Return the records word for word. Any pictures in them are not part of the copy.

** Start SUPPLIED MATERIAL **

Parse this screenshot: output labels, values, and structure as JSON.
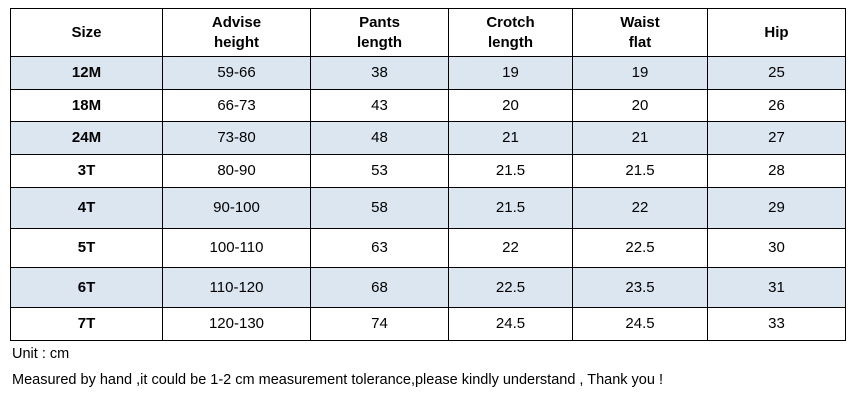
{
  "table": {
    "header": [
      "Size",
      "Advise\nheight",
      "Pants\nlength",
      "Crotch\nlength",
      "Waist\nflat",
      "Hip"
    ],
    "rows": [
      [
        "12M",
        "59-66",
        "38",
        "19",
        "19",
        "25"
      ],
      [
        "18M",
        "66-73",
        "43",
        "20",
        "20",
        "26"
      ],
      [
        "24M",
        "73-80",
        "48",
        "21",
        "21",
        "27"
      ],
      [
        "3T",
        "80-90",
        "53",
        "21.5",
        "21.5",
        "28"
      ],
      [
        "4T",
        "90-100",
        "58",
        "21.5",
        "22",
        "29"
      ],
      [
        "5T",
        "100-110",
        "63",
        "22",
        "22.5",
        "30"
      ],
      [
        "6T",
        "110-120",
        "68",
        "22.5",
        "23.5",
        "31"
      ],
      [
        "7T",
        "120-130",
        "74",
        "24.5",
        "24.5",
        "33"
      ]
    ]
  },
  "notes": [
    "Unit : cm",
    "Measured by hand ,it could be 1-2 cm measurement tolerance,please kindly understand , Thank you !"
  ]
}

** End SUPPLIED MATERIAL **

### [FULL ANSWER]
Parse this screenshot: output labels, values, and structure as JSON.
{
  "table": {
    "header": [
      "Size",
      "Advise\nheight",
      "Pants\nlength",
      "Crotch\nlength",
      "Waist\nflat",
      "Hip"
    ],
    "rows": [
      [
        "12M",
        "59-66",
        "38",
        "19",
        "19",
        "25"
      ],
      [
        "18M",
        "66-73",
        "43",
        "20",
        "20",
        "26"
      ],
      [
        "24M",
        "73-80",
        "48",
        "21",
        "21",
        "27"
      ],
      [
        "3T",
        "80-90",
        "53",
        "21.5",
        "21.5",
        "28"
      ],
      [
        "4T",
        "90-100",
        "58",
        "21.5",
        "22",
        "29"
      ],
      [
        "5T",
        "100-110",
        "63",
        "22",
        "22.5",
        "30"
      ],
      [
        "6T",
        "110-120",
        "68",
        "22.5",
        "23.5",
        "31"
      ],
      [
        "7T",
        "120-130",
        "74",
        "24.5",
        "24.5",
        "33"
      ]
    ]
  },
  "notes": [
    "Unit : cm",
    "Measured by hand ,it could be 1-2 cm measurement tolerance,please kindly understand , Thank you !"
  ]
}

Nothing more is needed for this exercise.